Required task:
Search the material below for the word "this" and copy every line in which it occurs.

>> BEGIN

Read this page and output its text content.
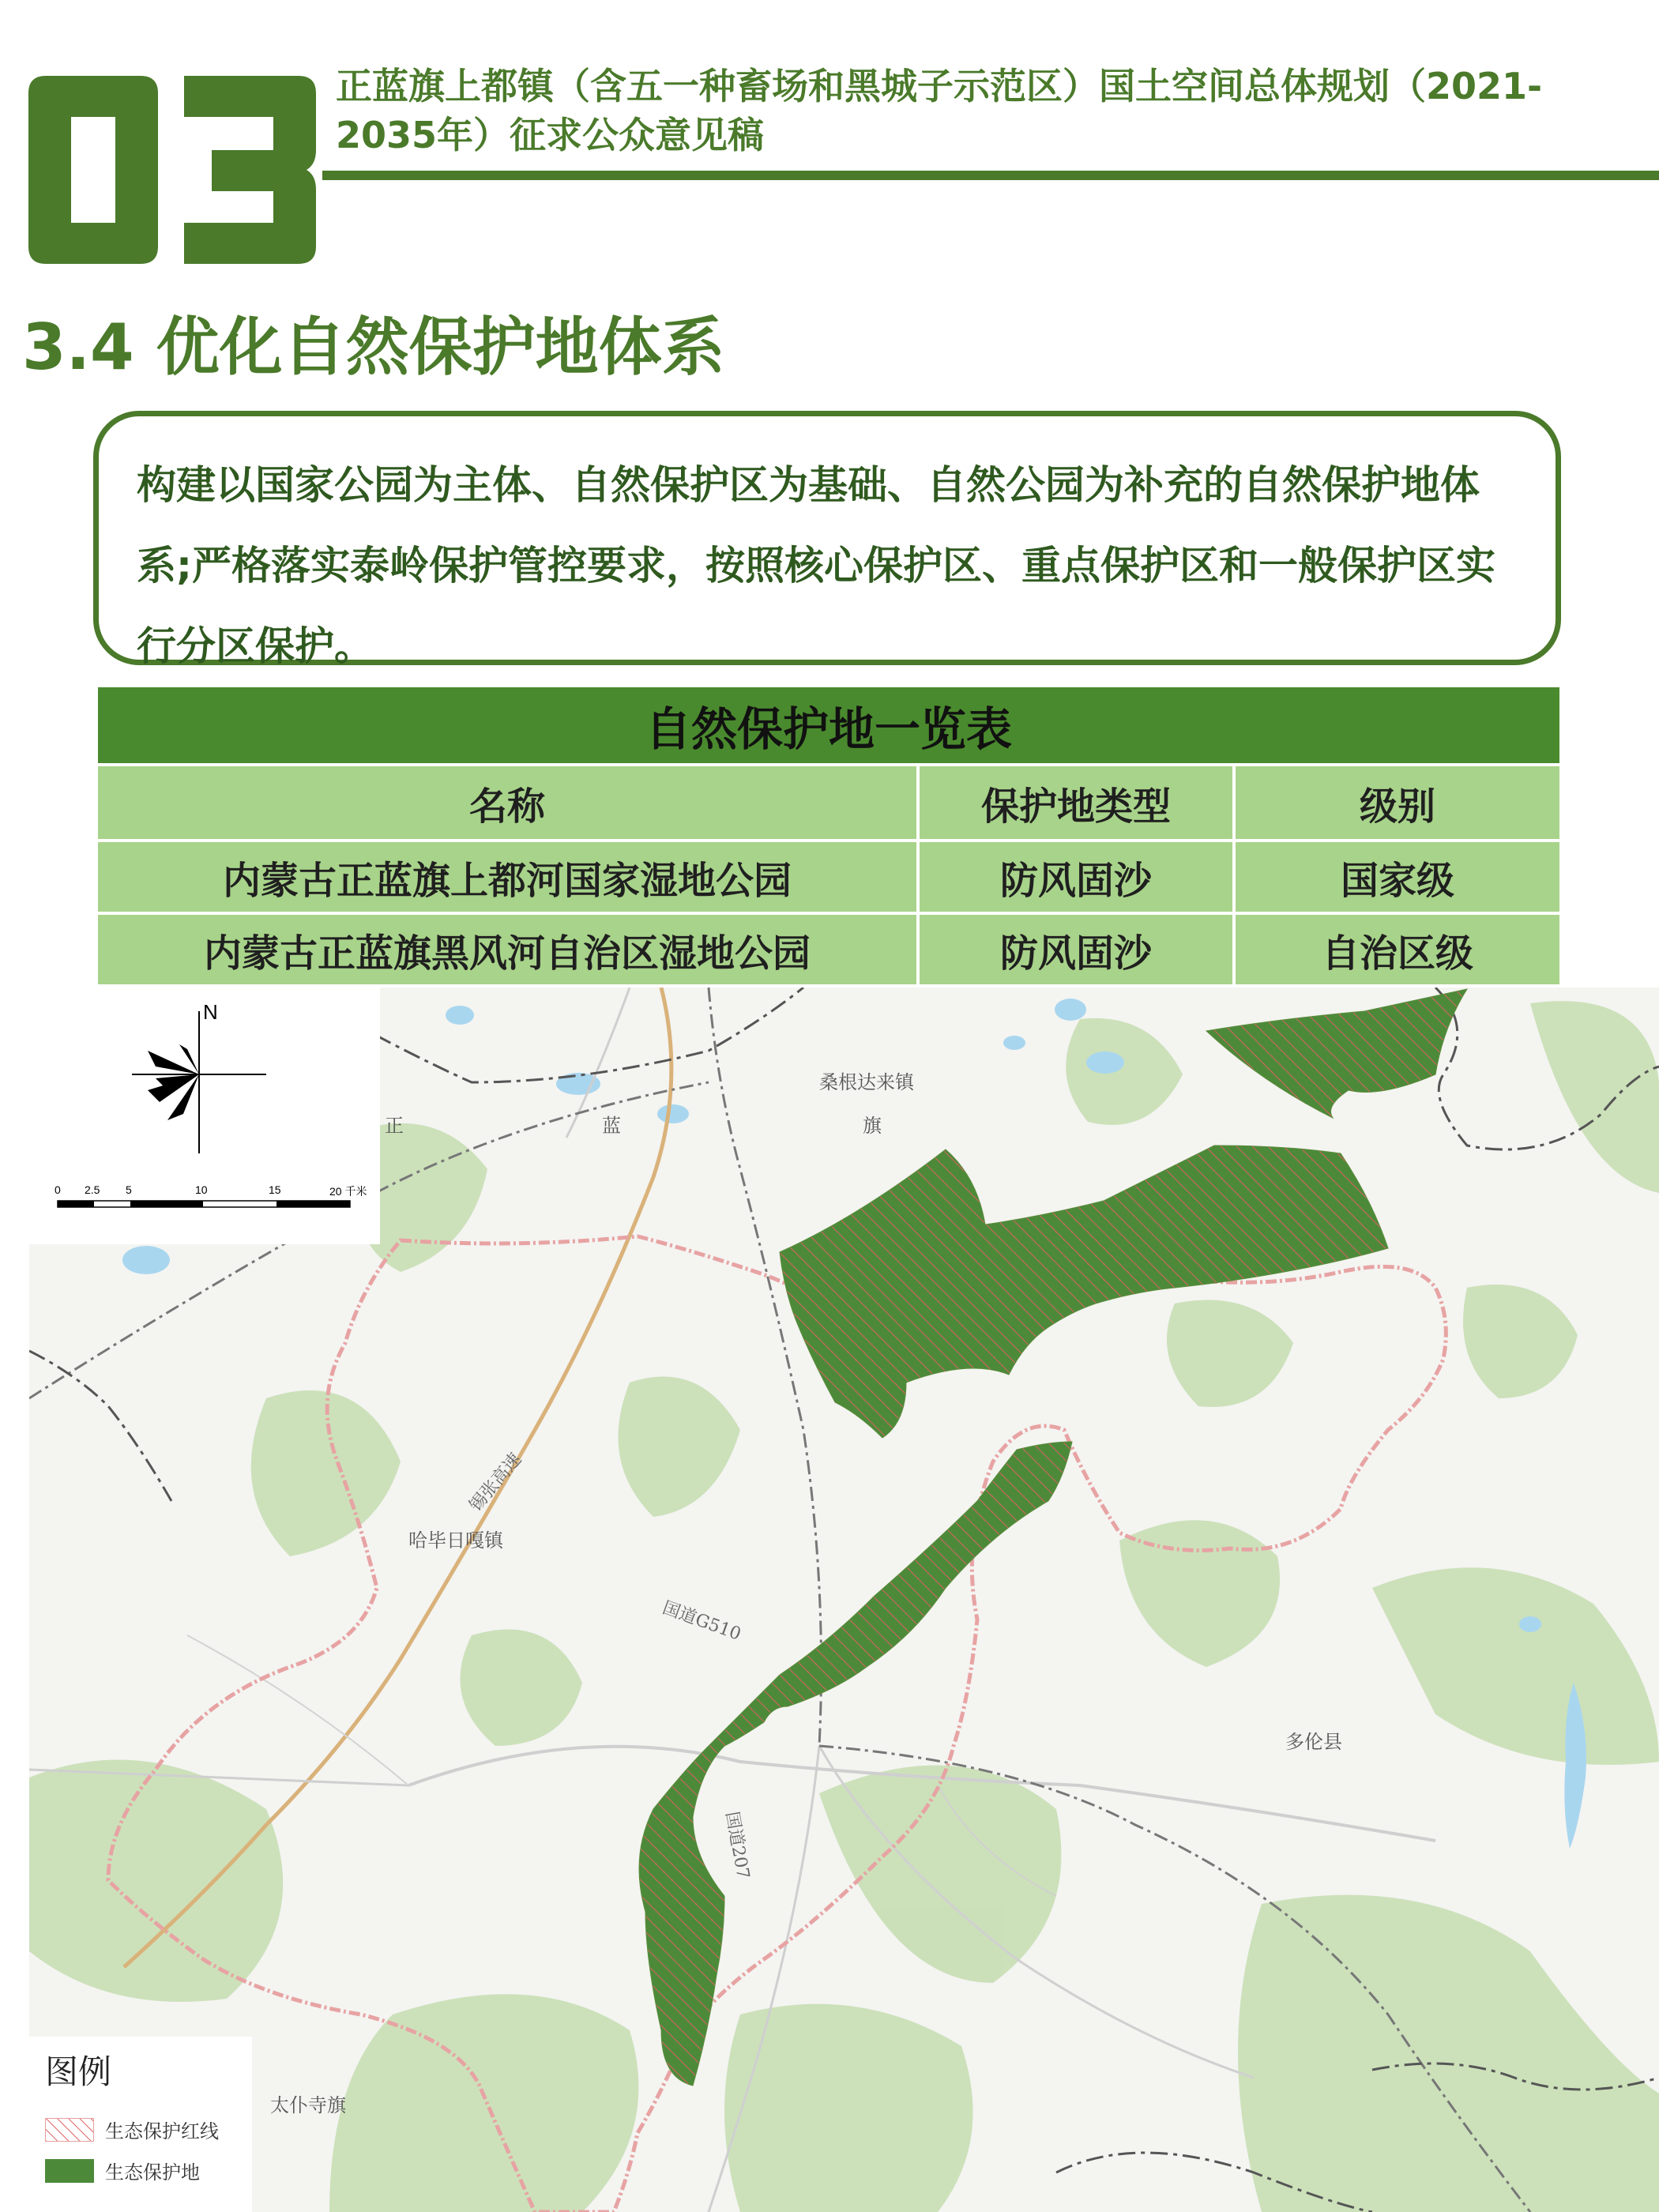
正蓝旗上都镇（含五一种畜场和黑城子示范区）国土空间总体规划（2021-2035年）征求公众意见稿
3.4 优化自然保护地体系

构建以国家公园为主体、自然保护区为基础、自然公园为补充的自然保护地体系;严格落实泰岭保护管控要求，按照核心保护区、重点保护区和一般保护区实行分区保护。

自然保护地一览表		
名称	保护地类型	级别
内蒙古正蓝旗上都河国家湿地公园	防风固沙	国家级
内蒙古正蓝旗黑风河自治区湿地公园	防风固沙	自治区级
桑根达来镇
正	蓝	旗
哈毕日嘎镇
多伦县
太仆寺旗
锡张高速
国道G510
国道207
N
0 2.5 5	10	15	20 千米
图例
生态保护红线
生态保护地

>> END
>> BEGIN

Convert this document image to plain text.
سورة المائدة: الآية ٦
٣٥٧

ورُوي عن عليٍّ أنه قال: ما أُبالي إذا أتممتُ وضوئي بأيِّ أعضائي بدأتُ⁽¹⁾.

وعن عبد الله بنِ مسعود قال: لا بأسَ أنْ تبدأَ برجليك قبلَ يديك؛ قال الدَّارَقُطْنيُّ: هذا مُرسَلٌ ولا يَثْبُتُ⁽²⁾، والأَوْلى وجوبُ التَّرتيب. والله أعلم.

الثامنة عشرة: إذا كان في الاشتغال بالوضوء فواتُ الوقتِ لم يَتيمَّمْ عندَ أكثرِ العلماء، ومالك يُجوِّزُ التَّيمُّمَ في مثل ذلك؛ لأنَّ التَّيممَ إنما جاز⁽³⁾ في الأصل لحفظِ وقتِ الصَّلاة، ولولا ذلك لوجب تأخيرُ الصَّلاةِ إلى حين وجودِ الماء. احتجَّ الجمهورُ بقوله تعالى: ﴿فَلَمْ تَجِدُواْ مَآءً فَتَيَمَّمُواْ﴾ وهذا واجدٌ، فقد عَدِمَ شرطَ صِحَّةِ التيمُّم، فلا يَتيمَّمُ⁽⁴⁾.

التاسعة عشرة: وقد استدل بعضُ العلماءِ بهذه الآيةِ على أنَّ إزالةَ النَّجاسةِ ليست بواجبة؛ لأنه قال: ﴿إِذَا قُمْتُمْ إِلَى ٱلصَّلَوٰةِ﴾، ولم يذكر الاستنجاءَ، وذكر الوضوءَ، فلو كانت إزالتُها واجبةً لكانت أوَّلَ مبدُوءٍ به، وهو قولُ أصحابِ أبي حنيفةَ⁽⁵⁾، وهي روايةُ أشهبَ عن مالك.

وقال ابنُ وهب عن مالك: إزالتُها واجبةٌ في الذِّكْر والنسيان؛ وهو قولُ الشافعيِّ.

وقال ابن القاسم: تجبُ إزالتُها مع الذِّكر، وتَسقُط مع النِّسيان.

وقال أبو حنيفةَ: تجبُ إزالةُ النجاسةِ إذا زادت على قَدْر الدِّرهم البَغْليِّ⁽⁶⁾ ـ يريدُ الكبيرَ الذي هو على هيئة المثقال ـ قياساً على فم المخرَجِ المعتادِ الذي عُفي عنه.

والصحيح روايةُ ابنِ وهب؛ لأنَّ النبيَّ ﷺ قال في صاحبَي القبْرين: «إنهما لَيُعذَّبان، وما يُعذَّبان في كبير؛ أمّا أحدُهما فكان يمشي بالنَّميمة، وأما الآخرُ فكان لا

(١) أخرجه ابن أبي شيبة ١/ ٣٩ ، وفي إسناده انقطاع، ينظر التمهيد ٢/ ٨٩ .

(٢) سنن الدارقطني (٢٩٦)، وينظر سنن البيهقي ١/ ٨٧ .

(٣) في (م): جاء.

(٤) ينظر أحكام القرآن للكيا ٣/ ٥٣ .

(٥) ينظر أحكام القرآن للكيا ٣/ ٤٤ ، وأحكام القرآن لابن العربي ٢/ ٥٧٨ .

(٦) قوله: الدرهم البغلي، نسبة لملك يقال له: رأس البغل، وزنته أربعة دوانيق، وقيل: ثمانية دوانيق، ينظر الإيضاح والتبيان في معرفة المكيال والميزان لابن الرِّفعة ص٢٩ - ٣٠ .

>> END

Exercise response:
Read this page and output its text content.
Convert this document image to plain text.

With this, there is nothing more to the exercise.